── RECORDS FOR THIS EXERCISE

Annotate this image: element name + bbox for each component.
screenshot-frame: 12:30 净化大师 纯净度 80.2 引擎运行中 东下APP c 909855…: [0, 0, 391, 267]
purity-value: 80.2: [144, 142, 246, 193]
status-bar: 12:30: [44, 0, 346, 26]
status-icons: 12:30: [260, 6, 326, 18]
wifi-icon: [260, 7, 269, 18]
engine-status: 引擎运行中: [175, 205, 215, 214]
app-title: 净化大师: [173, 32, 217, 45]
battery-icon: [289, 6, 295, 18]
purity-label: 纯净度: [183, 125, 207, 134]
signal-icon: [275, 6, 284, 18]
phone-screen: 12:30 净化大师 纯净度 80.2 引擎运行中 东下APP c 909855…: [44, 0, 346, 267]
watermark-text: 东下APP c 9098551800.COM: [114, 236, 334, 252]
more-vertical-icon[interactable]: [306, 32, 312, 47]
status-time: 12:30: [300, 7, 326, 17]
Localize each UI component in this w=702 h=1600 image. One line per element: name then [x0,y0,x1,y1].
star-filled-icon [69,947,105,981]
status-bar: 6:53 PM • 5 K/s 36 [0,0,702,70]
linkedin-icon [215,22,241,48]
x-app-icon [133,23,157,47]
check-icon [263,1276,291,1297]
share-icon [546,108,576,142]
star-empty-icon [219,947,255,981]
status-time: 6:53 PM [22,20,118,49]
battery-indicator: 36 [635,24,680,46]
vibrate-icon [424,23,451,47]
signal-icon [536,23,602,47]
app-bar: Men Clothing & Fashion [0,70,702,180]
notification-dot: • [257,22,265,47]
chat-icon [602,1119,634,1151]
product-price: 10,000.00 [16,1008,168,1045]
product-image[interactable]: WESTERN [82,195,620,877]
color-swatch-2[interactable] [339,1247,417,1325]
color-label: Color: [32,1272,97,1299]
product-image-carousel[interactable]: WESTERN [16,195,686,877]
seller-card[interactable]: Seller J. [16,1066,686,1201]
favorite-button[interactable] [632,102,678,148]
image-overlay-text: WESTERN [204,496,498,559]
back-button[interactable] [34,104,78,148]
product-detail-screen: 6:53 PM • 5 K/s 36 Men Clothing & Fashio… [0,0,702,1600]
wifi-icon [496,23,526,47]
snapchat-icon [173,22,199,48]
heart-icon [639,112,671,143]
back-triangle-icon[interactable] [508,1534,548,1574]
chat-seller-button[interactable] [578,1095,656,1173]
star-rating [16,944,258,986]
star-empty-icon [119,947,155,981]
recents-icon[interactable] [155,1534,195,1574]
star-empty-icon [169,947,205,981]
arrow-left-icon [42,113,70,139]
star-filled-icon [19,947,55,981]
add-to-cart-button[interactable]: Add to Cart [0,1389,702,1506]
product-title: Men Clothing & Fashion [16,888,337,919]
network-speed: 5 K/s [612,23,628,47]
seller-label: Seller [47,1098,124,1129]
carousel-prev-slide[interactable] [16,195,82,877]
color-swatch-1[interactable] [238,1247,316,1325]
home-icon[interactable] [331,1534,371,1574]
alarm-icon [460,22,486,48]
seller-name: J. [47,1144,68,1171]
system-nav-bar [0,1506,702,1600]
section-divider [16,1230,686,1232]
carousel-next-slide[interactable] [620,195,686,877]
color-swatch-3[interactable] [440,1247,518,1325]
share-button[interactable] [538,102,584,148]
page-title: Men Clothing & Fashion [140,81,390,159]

────

[WHAT TO WORK ON] Quote the rows above verbatim, from the first row through the row containing "more-vertical-icon[interactable]: [306, 32, 312, 47]", with both ends included.

[RESULT OF THE EXERCISE]
Annotate this image: element name + bbox for each component.
screenshot-frame: 12:30 净化大师 纯净度 80.2 引擎运行中 东下APP c 909855…: [0, 0, 391, 267]
purity-value: 80.2: [144, 142, 246, 193]
status-bar: 12:30: [44, 0, 346, 26]
status-icons: 12:30: [260, 6, 326, 18]
wifi-icon: [260, 7, 269, 18]
engine-status: 引擎运行中: [175, 205, 215, 214]
app-title: 净化大师: [173, 32, 217, 45]
battery-icon: [289, 6, 295, 18]
purity-label: 纯净度: [183, 125, 207, 134]
signal-icon: [275, 6, 284, 18]
phone-screen: 12:30 净化大师 纯净度 80.2 引擎运行中 东下APP c 909855…: [44, 0, 346, 267]
watermark-text: 东下APP c 9098551800.COM: [114, 236, 334, 252]
more-vertical-icon[interactable]: [306, 32, 312, 47]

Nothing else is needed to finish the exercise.